Written request: Skip all pictures, then print the remaining material exactly.

--- Start of Source material ---

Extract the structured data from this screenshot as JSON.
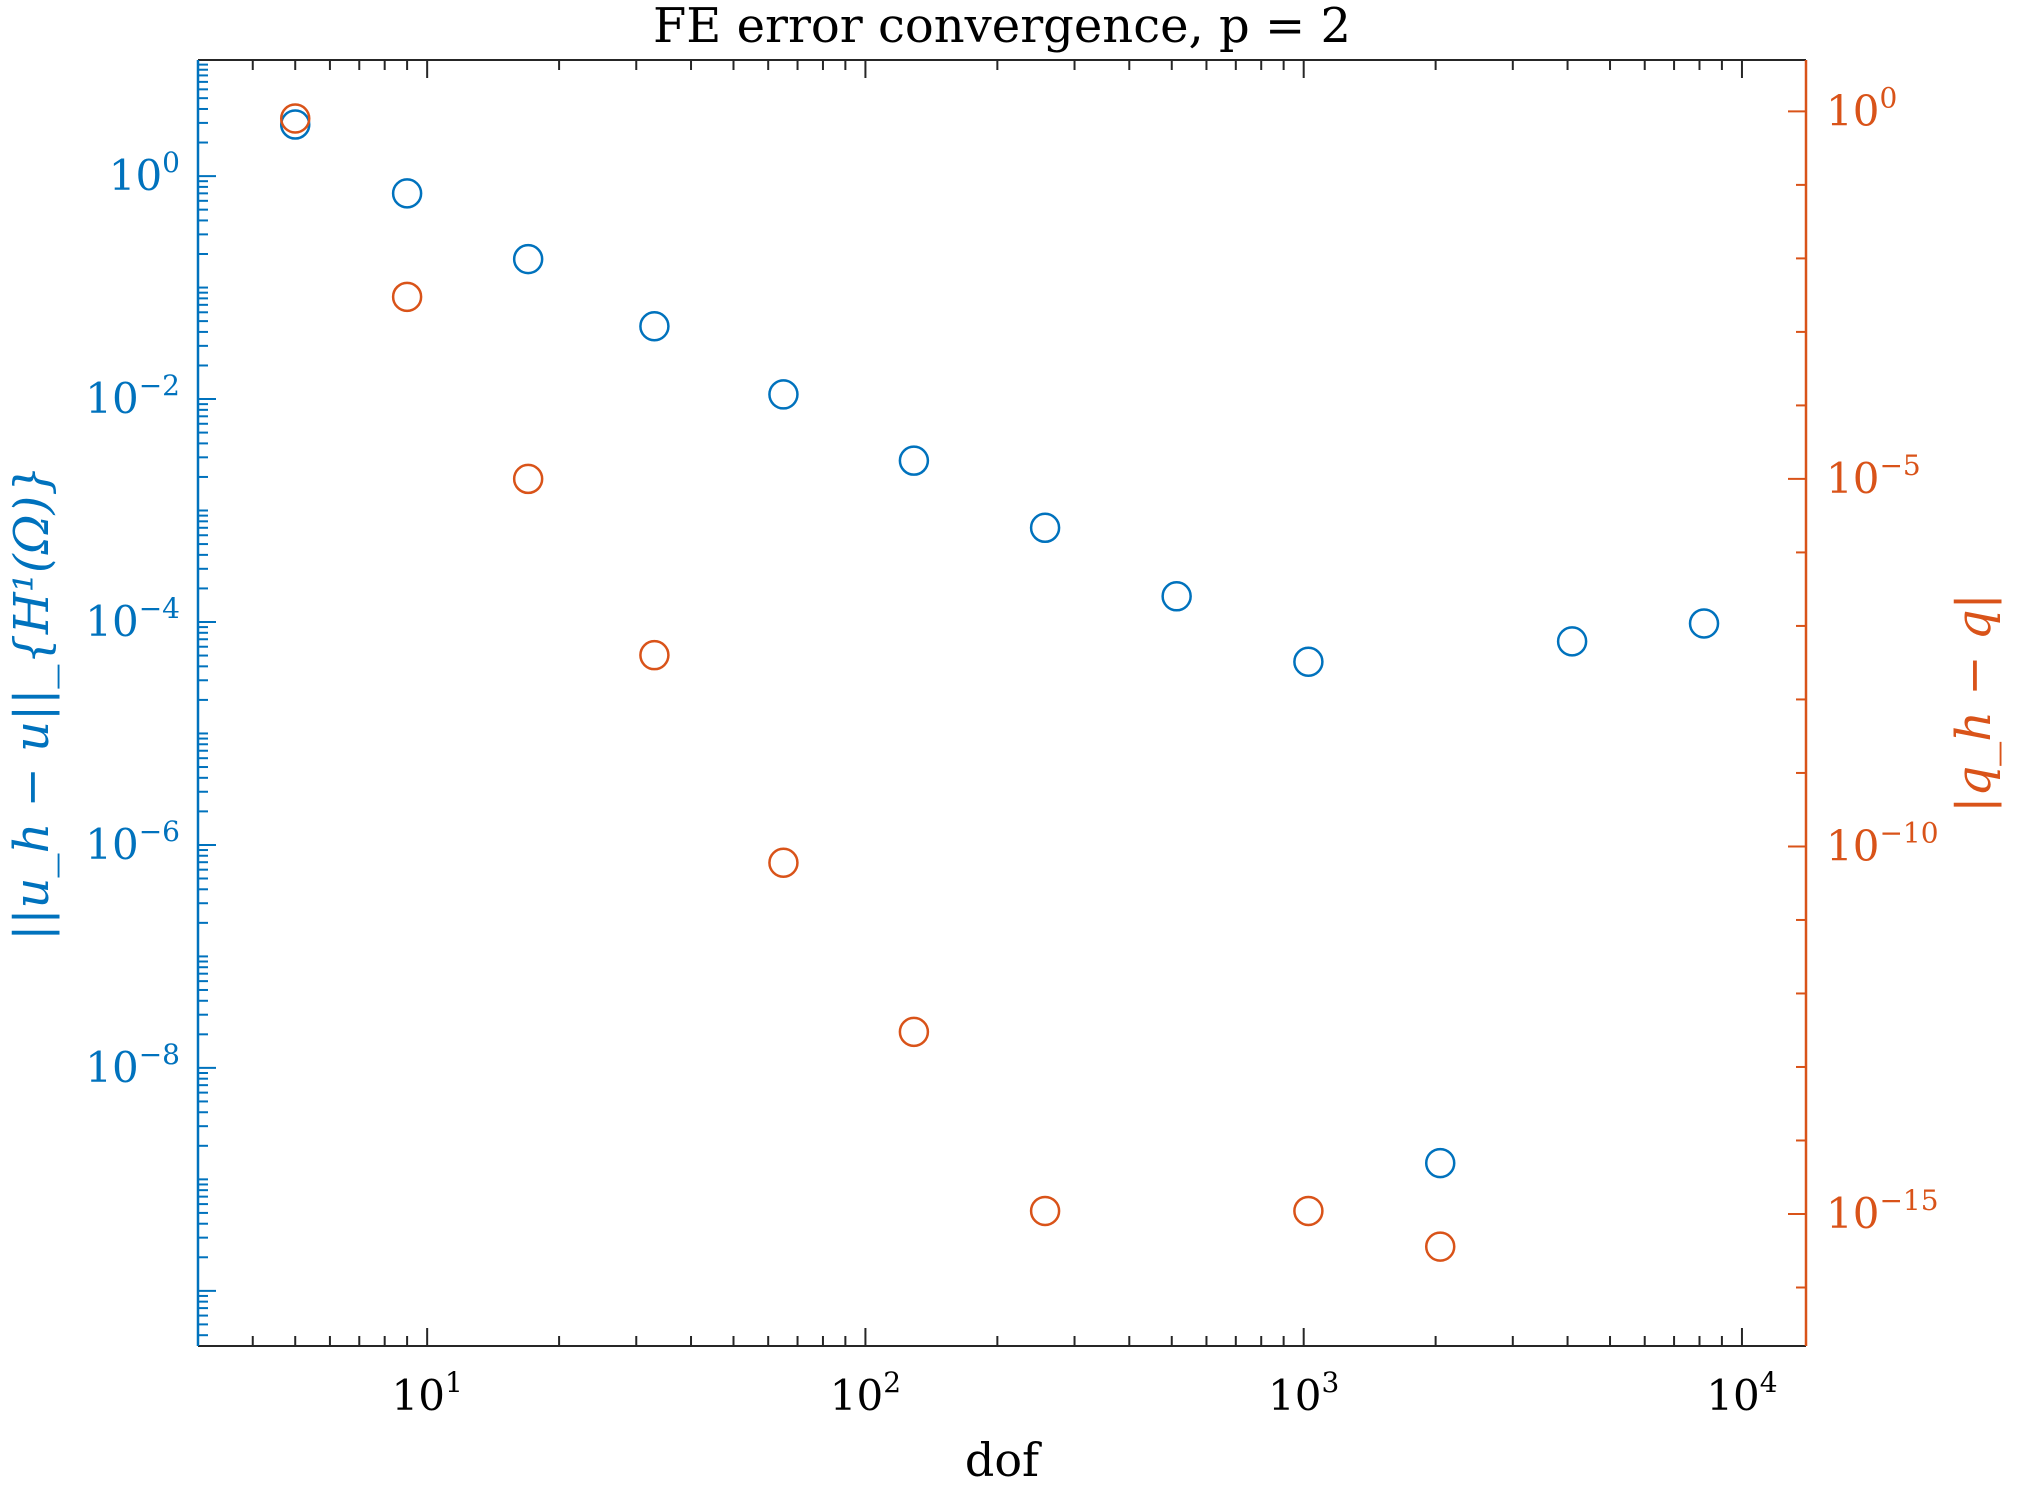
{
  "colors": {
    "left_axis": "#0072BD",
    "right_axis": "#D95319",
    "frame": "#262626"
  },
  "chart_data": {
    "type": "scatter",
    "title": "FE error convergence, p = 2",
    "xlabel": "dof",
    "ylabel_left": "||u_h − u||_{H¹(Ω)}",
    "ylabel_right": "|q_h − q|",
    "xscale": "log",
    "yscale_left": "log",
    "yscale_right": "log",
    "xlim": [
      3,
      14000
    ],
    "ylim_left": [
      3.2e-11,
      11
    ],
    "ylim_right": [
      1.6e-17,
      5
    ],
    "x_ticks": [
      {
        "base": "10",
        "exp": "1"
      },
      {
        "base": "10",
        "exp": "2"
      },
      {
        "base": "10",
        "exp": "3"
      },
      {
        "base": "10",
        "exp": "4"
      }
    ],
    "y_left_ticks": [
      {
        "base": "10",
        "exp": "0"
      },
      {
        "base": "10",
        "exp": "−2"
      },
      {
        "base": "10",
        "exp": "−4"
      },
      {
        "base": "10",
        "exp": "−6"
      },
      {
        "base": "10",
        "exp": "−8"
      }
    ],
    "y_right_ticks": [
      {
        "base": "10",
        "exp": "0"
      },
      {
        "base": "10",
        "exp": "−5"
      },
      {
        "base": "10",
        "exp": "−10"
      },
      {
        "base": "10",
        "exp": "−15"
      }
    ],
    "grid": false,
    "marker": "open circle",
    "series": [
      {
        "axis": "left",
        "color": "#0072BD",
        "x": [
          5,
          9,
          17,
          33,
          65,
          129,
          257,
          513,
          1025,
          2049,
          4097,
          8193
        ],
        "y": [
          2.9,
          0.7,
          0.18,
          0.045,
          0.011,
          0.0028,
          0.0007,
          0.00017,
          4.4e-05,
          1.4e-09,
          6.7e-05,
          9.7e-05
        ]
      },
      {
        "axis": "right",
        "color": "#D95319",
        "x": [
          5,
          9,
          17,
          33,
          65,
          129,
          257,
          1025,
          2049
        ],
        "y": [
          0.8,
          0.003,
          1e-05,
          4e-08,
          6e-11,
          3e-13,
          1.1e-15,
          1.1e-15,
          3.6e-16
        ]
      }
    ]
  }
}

--- End of Source material ---

Answer in full:
Extract the structured data from this screenshot as JSON.
{
  "colors": {
    "left_axis": "#0072BD",
    "right_axis": "#D95319",
    "frame": "#262626"
  },
  "chart_data": {
    "type": "scatter",
    "title": "FE error convergence, p = 2",
    "xlabel": "dof",
    "ylabel_left": "||u_h − u||_{H¹(Ω)}",
    "ylabel_right": "|q_h − q|",
    "xscale": "log",
    "yscale_left": "log",
    "yscale_right": "log",
    "xlim": [
      3,
      14000
    ],
    "ylim_left": [
      3.2e-11,
      11
    ],
    "ylim_right": [
      1.6e-17,
      5
    ],
    "x_ticks": [
      {
        "base": "10",
        "exp": "1"
      },
      {
        "base": "10",
        "exp": "2"
      },
      {
        "base": "10",
        "exp": "3"
      },
      {
        "base": "10",
        "exp": "4"
      }
    ],
    "y_left_ticks": [
      {
        "base": "10",
        "exp": "0"
      },
      {
        "base": "10",
        "exp": "−2"
      },
      {
        "base": "10",
        "exp": "−4"
      },
      {
        "base": "10",
        "exp": "−6"
      },
      {
        "base": "10",
        "exp": "−8"
      }
    ],
    "y_right_ticks": [
      {
        "base": "10",
        "exp": "0"
      },
      {
        "base": "10",
        "exp": "−5"
      },
      {
        "base": "10",
        "exp": "−10"
      },
      {
        "base": "10",
        "exp": "−15"
      }
    ],
    "grid": false,
    "marker": "open circle",
    "series": [
      {
        "axis": "left",
        "color": "#0072BD",
        "x": [
          5,
          9,
          17,
          33,
          65,
          129,
          257,
          513,
          1025,
          2049,
          4097,
          8193
        ],
        "y": [
          2.9,
          0.7,
          0.18,
          0.045,
          0.011,
          0.0028,
          0.0007,
          0.00017,
          4.4e-05,
          1.4e-09,
          6.7e-05,
          9.7e-05
        ]
      },
      {
        "axis": "right",
        "color": "#D95319",
        "x": [
          5,
          9,
          17,
          33,
          65,
          129,
          257,
          1025,
          2049
        ],
        "y": [
          0.8,
          0.003,
          1e-05,
          4e-08,
          6e-11,
          3e-13,
          1.1e-15,
          1.1e-15,
          3.6e-16
        ]
      }
    ]
  }
}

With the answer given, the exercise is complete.